Repeat each record exactly. Any picture gets left out.

▶ **Extracted records**
-- begin --

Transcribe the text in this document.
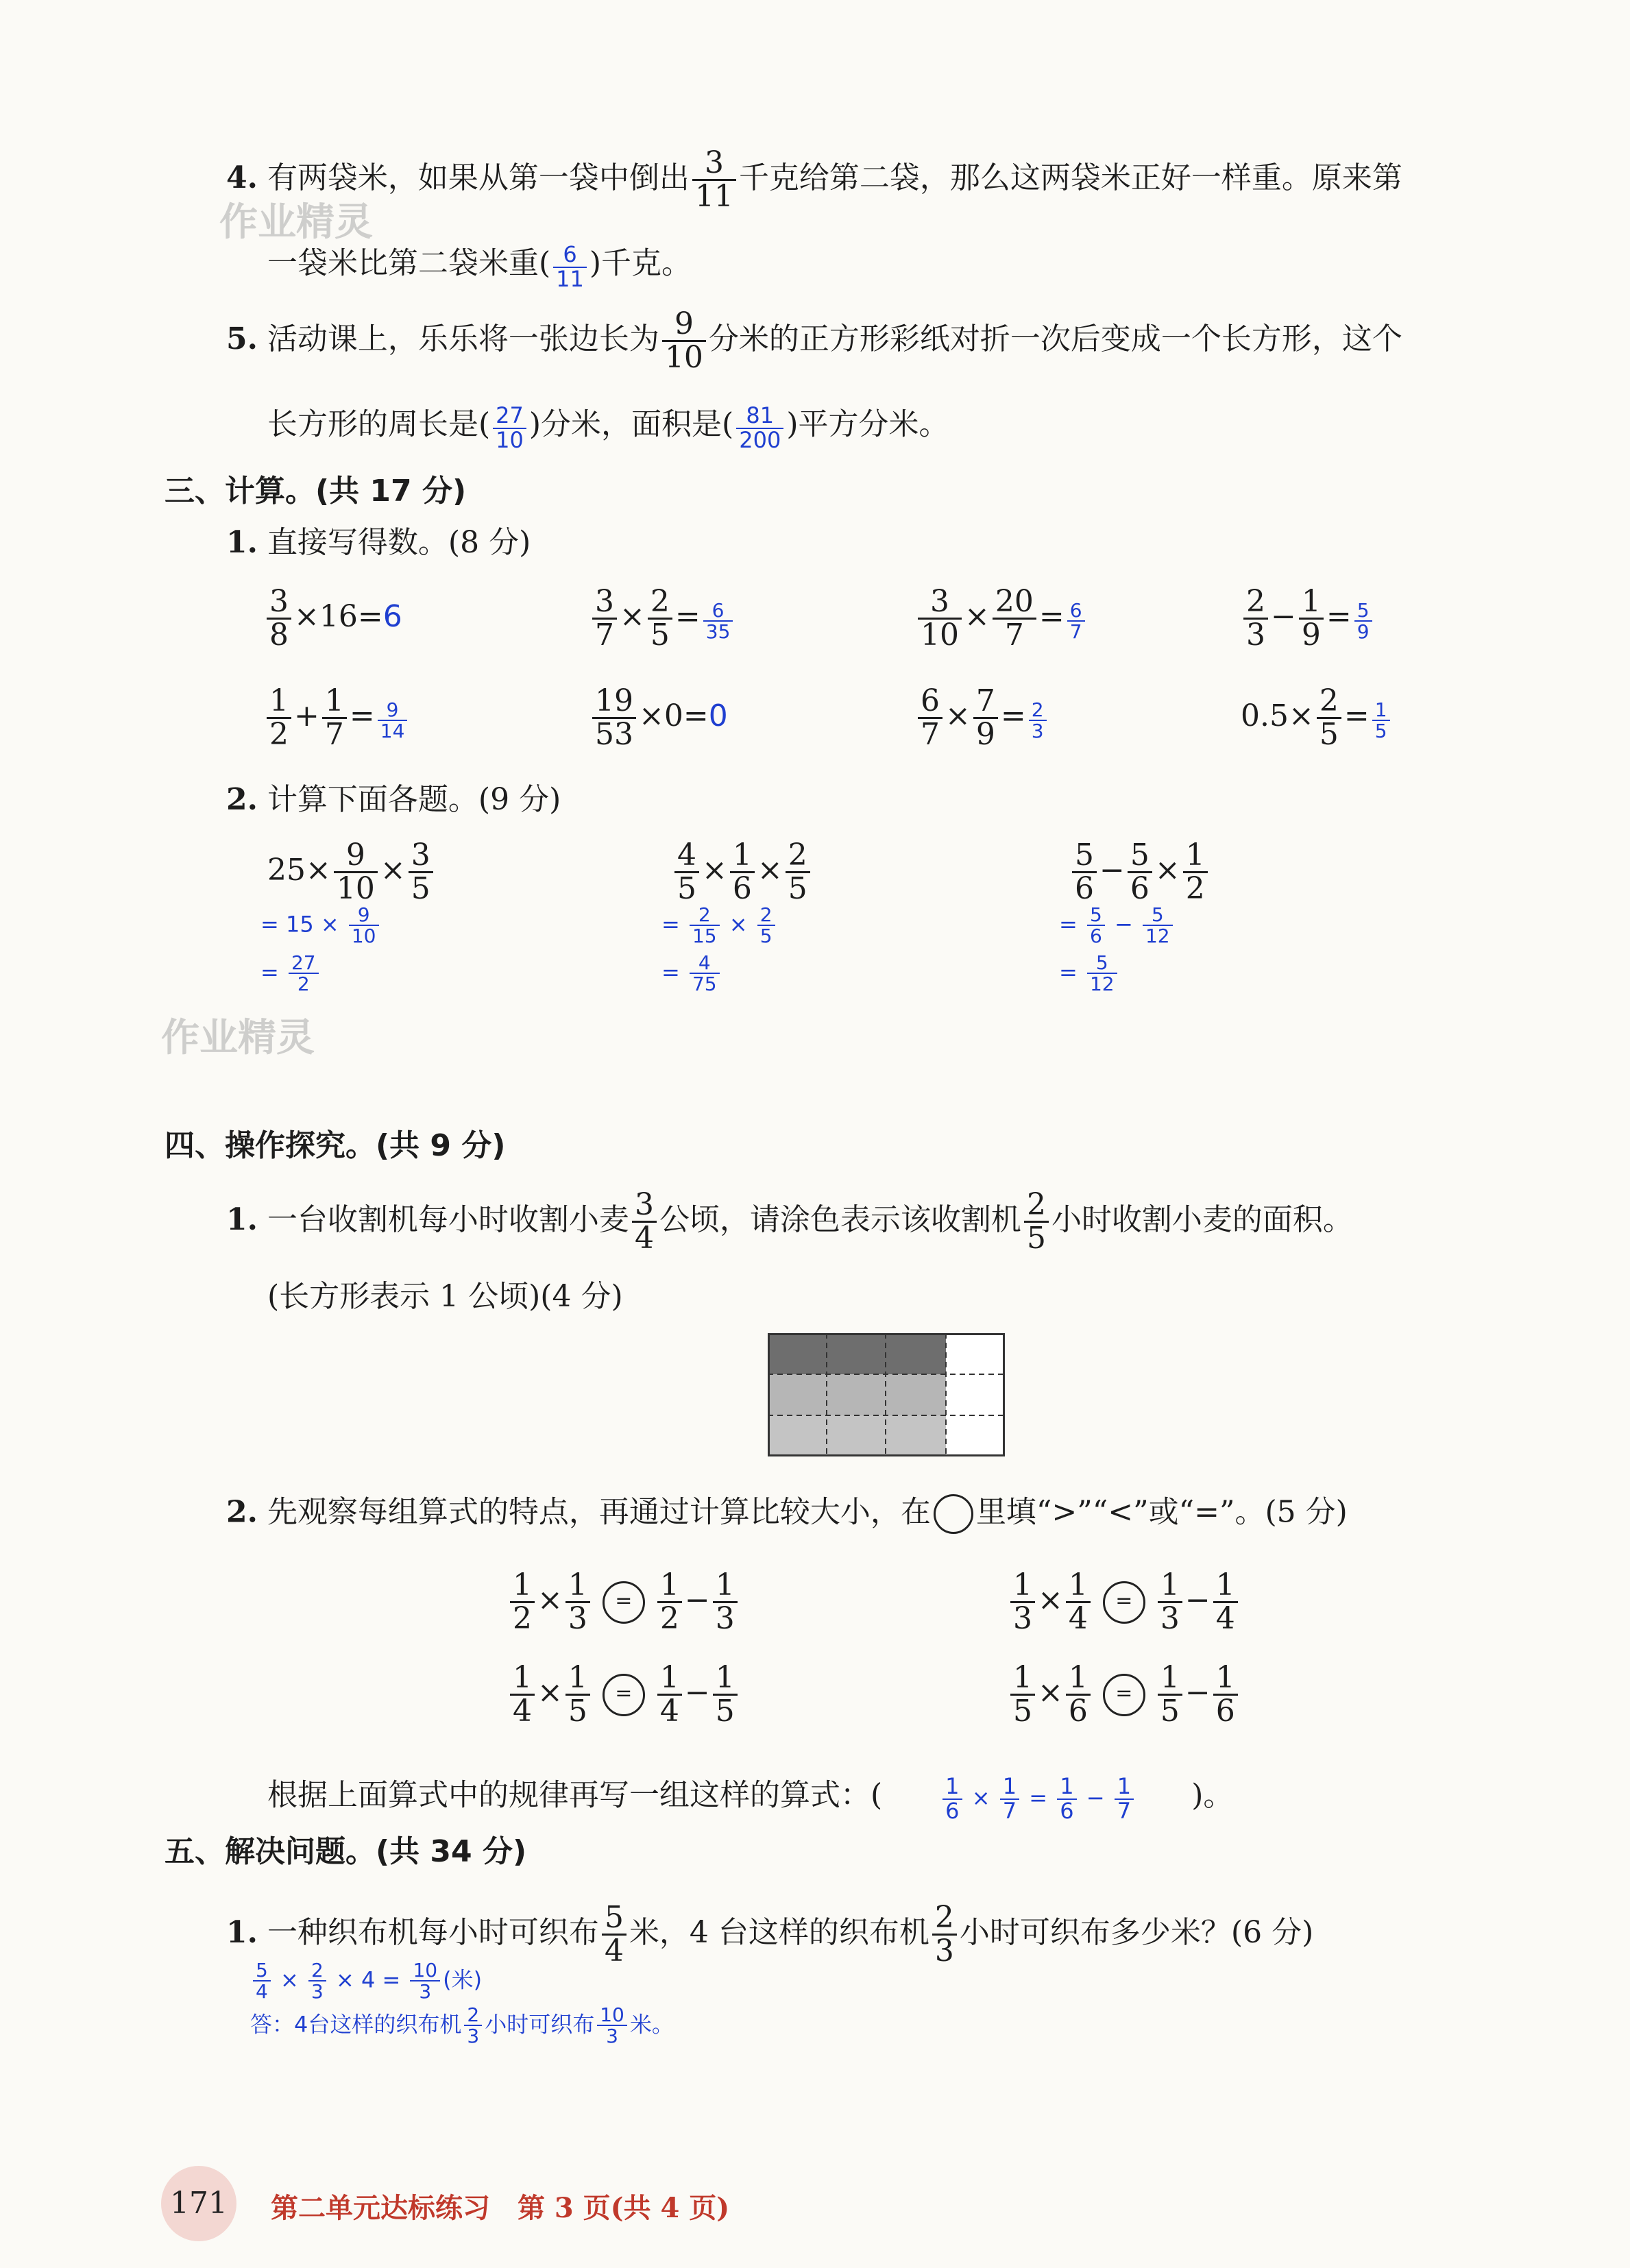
作业精灵
作业精灵
4. 有两袋米，如果从第一袋中倒出 $\frac{3}{11}$ 千克给第二袋，那么这两袋米正好一样重。原来第
一袋米比第二袋米重( $\frac{6}{11}$ )千克。
5. 活动课上，乐乐将一张边长为 $\frac{9}{10}$ 分米的正方形彩纸对折一次后变成一个长方形，这个
长方形的周长是( $\frac{27}{10}$ )分米，面积是( $\frac{81}{200}$ )平方分米。
三、计算。(共 17 分)
1. 直接写得数。(8 分)
$\frac{3}{8} \times 16=6$	$\frac{3}{7} \times \frac{2}{5} = \frac{6}{35}$	$\frac{3}{10} \times \frac{20}{7} = \frac{6}{7}$	$\frac{2}{3} - \frac{1}{9} = \frac{5}{9}$
$\frac{1}{2} + \frac{1}{7} = \frac{9}{14}$	$\frac{19}{53} \times 0=0$	$\frac{6}{7} \times \frac{7}{9} = \frac{2}{3}$	$0.5\times \frac{2}{5} = \frac{1}{5}$
2. 计算下面各题。(9 分)
$25\times \frac{9}{10} \times \frac{3}{5}$
= $15 \times \frac{9}{10}$
= $\frac{27}{2}$
$\frac{4}{5} \times \frac{1}{6} \times \frac{2}{5}$
= $\frac{2}{15} \times \frac{2}{5}$
= $\frac{4}{75}$
$\frac{5}{6} - \frac{5}{6} \times \frac{1}{2}$
= $\frac{5}{6} - \frac{5}{12}$
= $\frac{5}{12}$
四、操作探究。(共 9 分)
1. 一台收割机每小时收割小麦 $\frac{3}{4}$ 公顷，请涂色表示该收割机 $\frac{2}{5}$ 小时收割小麦的面积。
(长方形表示 1 公顷)(4 分)
2. 先观察每组算式的特点，再通过计算比较大小，在 里填“>”“<”或“=”。(5 分)
$\frac{1}{2} \times \frac{1}{3} = \frac{1}{2} - \frac{1}{3}$	$\frac{1}{3} \times \frac{1}{4} = \frac{1}{3} - \frac{1}{4}$
$\frac{1}{4} \times \frac{1}{5} = \frac{1}{4} - \frac{1}{5}$	$\frac{1}{5} \times \frac{1}{6} = \frac{1}{5} - \frac{1}{6}$
根据上面算式中的规律再写一组这样的算式：(	$\frac{1}{6} \times \frac{1}{7} = \frac{1}{6} - \frac{1}{7}$ )。
五、解决问题。(共 34 分)
1. 一种织布机每小时可织布 $\frac{5}{4}$ 米，4 台这样的织布机 $\frac{2}{3}$ 小时可织布多少米？(6 分)
$\frac{5}{4} \times \frac{2}{3} \times 4 = \frac{10}{3}$ (米)
答：4台这样的织布机 $\frac{2}{3}$ 小时可织布 $\frac{10}{3}$ 米。
171	第二单元达标练习　第 3 页(共 4 页)
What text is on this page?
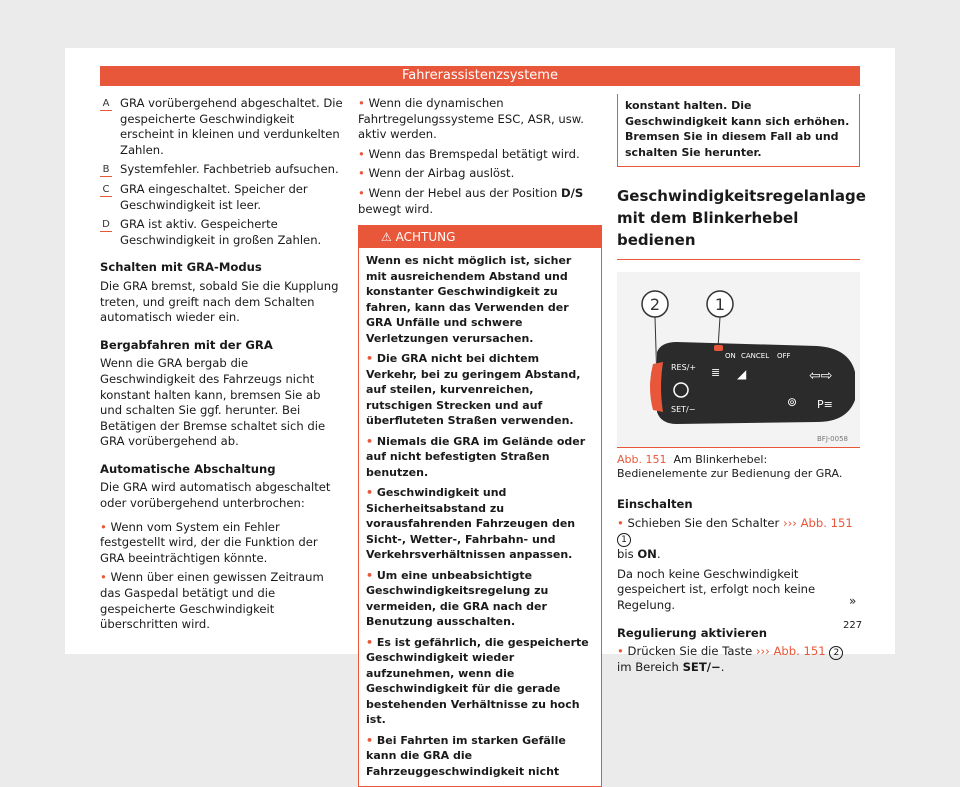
Fahrerassistenzsysteme
A GRA vorübergehend abgeschaltet. Die gespeicherte Geschwindigkeit erscheint in kleinen und verdunkelten Zahlen.
B Systemfehler. Fachbetrieb aufsuchen.
C GRA eingeschaltet. Speicher der Geschwindigkeit ist leer.
D GRA ist aktiv. Gespeicherte Geschwindigkeit in großen Zahlen.
Schalten mit GRA-Modus

Die GRA bremst, sobald Sie die Kupplung treten, und greift nach dem Schalten automatisch wieder ein.

Bergabfahren mit der GRA

Wenn die GRA bergab die Geschwindigkeit des Fahrzeugs nicht konstant halten kann, bremsen Sie ab und schalten Sie ggf. herunter. Bei Betätigen der Bremse schaltet sich die GRA vorübergehend ab.

Automatische Abschaltung

Die GRA wird automatisch abgeschaltet oder vorübergehend unterbrochen:

• Wenn vom System ein Fehler festgestellt wird, der die Funktion der GRA beeinträchtigen könnte.

• Wenn über einen gewissen Zeitraum das Gaspedal betätigt und die gespeicherte Geschwindigkeit überschritten wird.

• Wenn die dynamischen Fahrtregelungssysteme ESC, ASR, usw. aktiv werden.

• Wenn das Bremspedal betätigt wird.

• Wenn der Airbag auslöst.

• Wenn der Hebel aus der Position D/S bewegt wird.

⚠ ACHTUNG

Wenn es nicht möglich ist, sicher mit ausreichendem Abstand und konstanter Geschwindigkeit zu fahren, kann das Verwenden der GRA Unfälle und schwere Verletzungen verursachen.

• Die GRA nicht bei dichtem Verkehr, bei zu geringem Abstand, auf steilen, kurvenreichen, rutschigen Strecken und auf überfluteten Straßen verwenden.

• Niemals die GRA im Gelände oder auf nicht befestigten Straßen benutzen.

• Geschwindigkeit und Sicherheitsabstand zu vorausfahrenden Fahrzeugen den Sicht-, Wetter-, Fahrbahn- und Verkehrsverhältnissen anpassen.

• Um eine unbeabsichtigte Geschwindigkeitsregelung zu vermeiden, die GRA nach der Benutzung ausschalten.

• Es ist gefährlich, die gespeicherte Geschwindigkeit wieder aufzunehmen, wenn die Geschwindigkeit für die gerade bestehenden Verhältnisse zu hoch ist.

• Bei Fahrten im starken Gefälle kann die GRA die Fahrzeuggeschwindigkeit nicht

konstant halten. Die Geschwindigkeit kann sich erhöhen. Bremsen Sie in diesem Fall ab und schalten Sie herunter.
Geschwindigkeitsregelanlage mit dem Blinkerhebel bedienen
2	1
ON CANCEL OFF
RES/+
SET/−
≣ ◢
⊚
⇦⇨
P≡
BFJ-0058
Abb. 151 Am Blinkerhebel: Bedienelemente zur Bedienung der GRA.
Einschalten

• Schieben Sie den Schalter ››› Abb. 151 1
bis ON.

Da noch keine Geschwindigkeit gespeichert ist, erfolgt noch keine Regelung.

Regulierung aktivieren

• Drücken Sie die Taste ››› Abb. 151 2 im Bereich SET/−.

»
227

-- end --

▶ **Result**
Transcribe the text in this document.
作业精灵
作业精灵
4. 有两袋米，如果从第一袋中倒出 $\frac{3}{11}$ 千克给第二袋，那么这两袋米正好一样重。原来第
一袋米比第二袋米重( $\frac{6}{11}$ )千克。
5. 活动课上，乐乐将一张边长为 $\frac{9}{10}$ 分米的正方形彩纸对折一次后变成一个长方形，这个
长方形的周长是( $\frac{27}{10}$ )分米，面积是( $\frac{81}{200}$ )平方分米。
三、计算。(共 17 分)
1. 直接写得数。(8 分)
$\frac{3}{8} \times 16=6$	$\frac{3}{7} \times \frac{2}{5} = \frac{6}{35}$	$\frac{3}{10} \times \frac{20}{7} = \frac{6}{7}$	$\frac{2}{3} - \frac{1}{9} = \frac{5}{9}$
$\frac{1}{2} + \frac{1}{7} = \frac{9}{14}$	$\frac{19}{53} \times 0=0$	$\frac{6}{7} \times \frac{7}{9} = \frac{2}{3}$	$0.5\times \frac{2}{5} = \frac{1}{5}$
2. 计算下面各题。(9 分)
$25\times \frac{9}{10} \times \frac{3}{5}$
= $15 \times \frac{9}{10}$
= $\frac{27}{2}$
$\frac{4}{5} \times \frac{1}{6} \times \frac{2}{5}$
= $\frac{2}{15} \times \frac{2}{5}$
= $\frac{4}{75}$
$\frac{5}{6} - \frac{5}{6} \times \frac{1}{2}$
= $\frac{5}{6} - \frac{5}{12}$
= $\frac{5}{12}$
四、操作探究。(共 9 分)
1. 一台收割机每小时收割小麦 $\frac{3}{4}$ 公顷，请涂色表示该收割机 $\frac{2}{5}$ 小时收割小麦的面积。
(长方形表示 1 公顷)(4 分)
2. 先观察每组算式的特点，再通过计算比较大小，在 里填“>”“<”或“=”。(5 分)
$\frac{1}{2} \times \frac{1}{3} = \frac{1}{2} - \frac{1}{3}$	$\frac{1}{3} \times \frac{1}{4} = \frac{1}{3} - \frac{1}{4}$
$\frac{1}{4} \times \frac{1}{5} = \frac{1}{4} - \frac{1}{5}$	$\frac{1}{5} \times \frac{1}{6} = \frac{1}{5} - \frac{1}{6}$
根据上面算式中的规律再写一组这样的算式：(	$\frac{1}{6} \times \frac{1}{7} = \frac{1}{6} - \frac{1}{7}$ )。
五、解决问题。(共 34 分)
1. 一种织布机每小时可织布 $\frac{5}{4}$ 米，4 台这样的织布机 $\frac{2}{3}$ 小时可织布多少米？(6 分)
$\frac{5}{4} \times \frac{2}{3} \times 4 = \frac{10}{3}$ (米)
答：4台这样的织布机 $\frac{2}{3}$ 小时可织布 $\frac{10}{3}$ 米。
171	第二单元达标练习　第 3 页(共 4 页)
What text is on this page?
Fahrerassistenzsysteme
A GRA vorübergehend abgeschaltet. Die gespeicherte Geschwindigkeit erscheint in kleinen und verdunkelten Zahlen.
B Systemfehler. Fachbetrieb aufsuchen.
C GRA eingeschaltet. Speicher der Geschwindigkeit ist leer.
D GRA ist aktiv. Gespeicherte Geschwindigkeit in großen Zahlen.
Schalten mit GRA-Modus

Die GRA bremst, sobald Sie die Kupplung treten, und greift nach dem Schalten automatisch wieder ein.

Bergabfahren mit der GRA

Wenn die GRA bergab die Geschwindigkeit des Fahrzeugs nicht konstant halten kann, bremsen Sie ab und schalten Sie ggf. herunter. Bei Betätigen der Bremse schaltet sich die GRA vorübergehend ab.

Automatische Abschaltung

Die GRA wird automatisch abgeschaltet oder vorübergehend unterbrochen:

• Wenn vom System ein Fehler festgestellt wird, der die Funktion der GRA beeinträchtigen könnte.

• Wenn über einen gewissen Zeitraum das Gaspedal betätigt und die gespeicherte Geschwindigkeit überschritten wird.

• Wenn die dynamischen Fahrtregelungssysteme ESC, ASR, usw. aktiv werden.

• Wenn das Bremspedal betätigt wird.

• Wenn der Airbag auslöst.

• Wenn der Hebel aus der Position D/S bewegt wird.

⚠ ACHTUNG

Wenn es nicht möglich ist, sicher mit ausreichendem Abstand und konstanter Geschwindigkeit zu fahren, kann das Verwenden der GRA Unfälle und schwere Verletzungen verursachen.

• Die GRA nicht bei dichtem Verkehr, bei zu geringem Abstand, auf steilen, kurvenreichen, rutschigen Strecken und auf überfluteten Straßen verwenden.

• Niemals die GRA im Gelände oder auf nicht befestigten Straßen benutzen.

• Geschwindigkeit und Sicherheitsabstand zu vorausfahrenden Fahrzeugen den Sicht-, Wetter-, Fahrbahn- und Verkehrsverhältnissen anpassen.

• Um eine unbeabsichtigte Geschwindigkeitsregelung zu vermeiden, die GRA nach der Benutzung ausschalten.

• Es ist gefährlich, die gespeicherte Geschwindigkeit wieder aufzunehmen, wenn die Geschwindigkeit für die gerade bestehenden Verhältnisse zu hoch ist.

• Bei Fahrten im starken Gefälle kann die GRA die Fahrzeuggeschwindigkeit nicht

konstant halten. Die Geschwindigkeit kann sich erhöhen. Bremsen Sie in diesem Fall ab und schalten Sie herunter.
Geschwindigkeitsregelanlage mit dem Blinkerhebel bedienen
2	1
ON CANCEL OFF
RES/+
SET/−
≣ ◢
⊚
⇦⇨
P≡
BFJ-0058
Abb. 151 Am Blinkerhebel: Bedienelemente zur Bedienung der GRA.
Einschalten

• Schieben Sie den Schalter ››› Abb. 151 1
bis ON.

Da noch keine Geschwindigkeit gespeichert ist, erfolgt noch keine Regelung.

Regulierung aktivieren

• Drücken Sie die Taste ››› Abb. 151 2 im Bereich SET/−.

»
227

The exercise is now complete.